# [Set task]
Omit the images, then output each of the records below exactly.

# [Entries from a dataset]
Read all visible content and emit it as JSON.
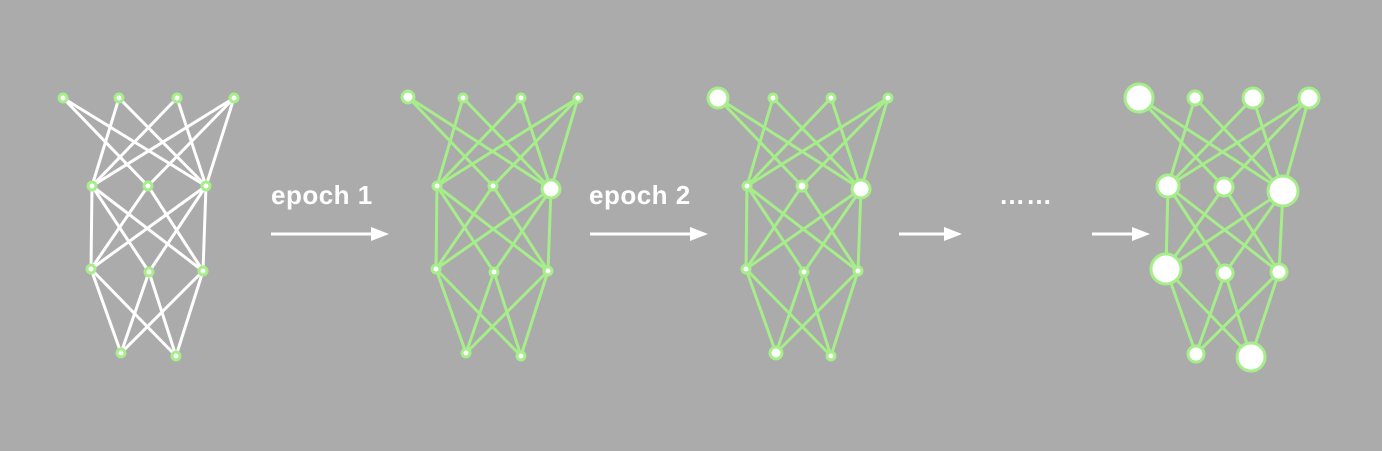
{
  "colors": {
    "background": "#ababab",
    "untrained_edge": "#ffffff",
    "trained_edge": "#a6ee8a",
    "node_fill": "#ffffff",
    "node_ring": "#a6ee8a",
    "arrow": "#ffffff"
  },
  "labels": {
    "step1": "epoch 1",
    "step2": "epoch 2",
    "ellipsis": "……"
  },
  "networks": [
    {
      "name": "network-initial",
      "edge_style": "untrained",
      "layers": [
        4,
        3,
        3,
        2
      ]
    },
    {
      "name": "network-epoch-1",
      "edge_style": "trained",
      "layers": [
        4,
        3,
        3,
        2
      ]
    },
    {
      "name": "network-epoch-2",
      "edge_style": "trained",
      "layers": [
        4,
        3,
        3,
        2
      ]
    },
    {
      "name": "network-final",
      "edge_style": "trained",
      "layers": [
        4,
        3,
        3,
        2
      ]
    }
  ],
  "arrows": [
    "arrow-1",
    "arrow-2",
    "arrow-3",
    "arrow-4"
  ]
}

# [Answer for this exercise]
Read all visible content and emit it as JSON.
{
  "colors": {
    "background": "#ababab",
    "untrained_edge": "#ffffff",
    "trained_edge": "#a6ee8a",
    "node_fill": "#ffffff",
    "node_ring": "#a6ee8a",
    "arrow": "#ffffff"
  },
  "labels": {
    "step1": "epoch 1",
    "step2": "epoch 2",
    "ellipsis": "……"
  },
  "networks": [
    {
      "name": "network-initial",
      "edge_style": "untrained",
      "layers": [
        4,
        3,
        3,
        2
      ]
    },
    {
      "name": "network-epoch-1",
      "edge_style": "trained",
      "layers": [
        4,
        3,
        3,
        2
      ]
    },
    {
      "name": "network-epoch-2",
      "edge_style": "trained",
      "layers": [
        4,
        3,
        3,
        2
      ]
    },
    {
      "name": "network-final",
      "edge_style": "trained",
      "layers": [
        4,
        3,
        3,
        2
      ]
    }
  ],
  "arrows": [
    "arrow-1",
    "arrow-2",
    "arrow-3",
    "arrow-4"
  ]
}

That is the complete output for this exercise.